■ Exercise details ■
In this exercise, return the whole listing exactly, excluding any images.

──────── Extracted information ────────

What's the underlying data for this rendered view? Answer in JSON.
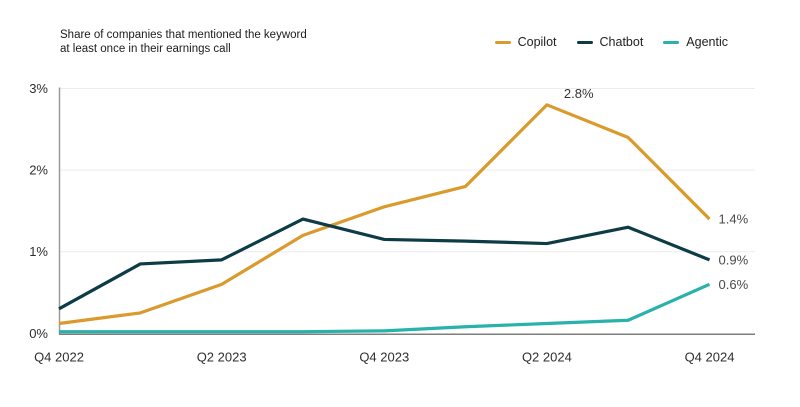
{
  "chart_data": {
    "type": "line",
    "title": "Share of companies that mentioned the keyword at least once in their earnings call",
    "x": [
      "Q4 2022",
      "Q1 2023",
      "Q2 2023",
      "Q3 2023",
      "Q4 2023",
      "Q1 2024",
      "Q2 2024",
      "Q3 2024",
      "Q4 2024"
    ],
    "x_tick_indices": [
      0,
      2,
      4,
      6,
      8
    ],
    "x_tick_labels": [
      "Q4 2022",
      "Q2 2023",
      "Q4 2023",
      "Q2 2024",
      "Q4 2024"
    ],
    "y_ticks": [
      {
        "value": 0,
        "label": "0%"
      },
      {
        "value": 1,
        "label": "1%"
      },
      {
        "value": 2,
        "label": "2%"
      },
      {
        "value": 3,
        "label": "3%"
      }
    ],
    "ylim": [
      0,
      3
    ],
    "grid": true,
    "legend_position": "top-right",
    "series": [
      {
        "name": "Copilot",
        "color": "#DA9A2D",
        "values": [
          0.12,
          0.25,
          0.6,
          1.2,
          1.55,
          1.8,
          2.8,
          2.4,
          1.4
        ]
      },
      {
        "name": "Chatbot",
        "color": "#0D3B46",
        "values": [
          0.3,
          0.85,
          0.9,
          1.4,
          1.15,
          1.13,
          1.1,
          1.3,
          0.9
        ]
      },
      {
        "name": "Agentic",
        "color": "#28B2AB",
        "values": [
          0.02,
          0.02,
          0.02,
          0.02,
          0.03,
          0.08,
          0.12,
          0.16,
          0.6
        ]
      }
    ],
    "annotations": [
      {
        "text": "2.8%",
        "series": "Copilot",
        "point": 6,
        "placement": "above-right",
        "color": "#333333"
      },
      {
        "text": "1.4%",
        "series": "Copilot",
        "point": 8,
        "placement": "right",
        "color": "#4a4a4a"
      },
      {
        "text": "0.9%",
        "series": "Chatbot",
        "point": 8,
        "placement": "right",
        "color": "#4a4a4a"
      },
      {
        "text": "0.6%",
        "series": "Agentic",
        "point": 8,
        "placement": "right",
        "color": "#4a4a4a"
      }
    ],
    "colors": {
      "grid": "#ececec",
      "y_axis": "#9b9b9b",
      "x_axis": "#7e7e7e",
      "tick_text": "#2e2e2e",
      "subtitle_text": "#1c1c1c"
    }
  }
}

────────

■ Full solution ■
What's the underlying data for this rendered view? Answer in JSON.
{
  "chart_data": {
    "type": "line",
    "title": "Share of companies that mentioned the keyword at least once in their earnings call",
    "x": [
      "Q4 2022",
      "Q1 2023",
      "Q2 2023",
      "Q3 2023",
      "Q4 2023",
      "Q1 2024",
      "Q2 2024",
      "Q3 2024",
      "Q4 2024"
    ],
    "x_tick_indices": [
      0,
      2,
      4,
      6,
      8
    ],
    "x_tick_labels": [
      "Q4 2022",
      "Q2 2023",
      "Q4 2023",
      "Q2 2024",
      "Q4 2024"
    ],
    "y_ticks": [
      {
        "value": 0,
        "label": "0%"
      },
      {
        "value": 1,
        "label": "1%"
      },
      {
        "value": 2,
        "label": "2%"
      },
      {
        "value": 3,
        "label": "3%"
      }
    ],
    "ylim": [
      0,
      3
    ],
    "grid": true,
    "legend_position": "top-right",
    "series": [
      {
        "name": "Copilot",
        "color": "#DA9A2D",
        "values": [
          0.12,
          0.25,
          0.6,
          1.2,
          1.55,
          1.8,
          2.8,
          2.4,
          1.4
        ]
      },
      {
        "name": "Chatbot",
        "color": "#0D3B46",
        "values": [
          0.3,
          0.85,
          0.9,
          1.4,
          1.15,
          1.13,
          1.1,
          1.3,
          0.9
        ]
      },
      {
        "name": "Agentic",
        "color": "#28B2AB",
        "values": [
          0.02,
          0.02,
          0.02,
          0.02,
          0.03,
          0.08,
          0.12,
          0.16,
          0.6
        ]
      }
    ],
    "annotations": [
      {
        "text": "2.8%",
        "series": "Copilot",
        "point": 6,
        "placement": "above-right",
        "color": "#333333"
      },
      {
        "text": "1.4%",
        "series": "Copilot",
        "point": 8,
        "placement": "right",
        "color": "#4a4a4a"
      },
      {
        "text": "0.9%",
        "series": "Chatbot",
        "point": 8,
        "placement": "right",
        "color": "#4a4a4a"
      },
      {
        "text": "0.6%",
        "series": "Agentic",
        "point": 8,
        "placement": "right",
        "color": "#4a4a4a"
      }
    ],
    "colors": {
      "grid": "#ececec",
      "y_axis": "#9b9b9b",
      "x_axis": "#7e7e7e",
      "tick_text": "#2e2e2e",
      "subtitle_text": "#1c1c1c"
    }
  }
}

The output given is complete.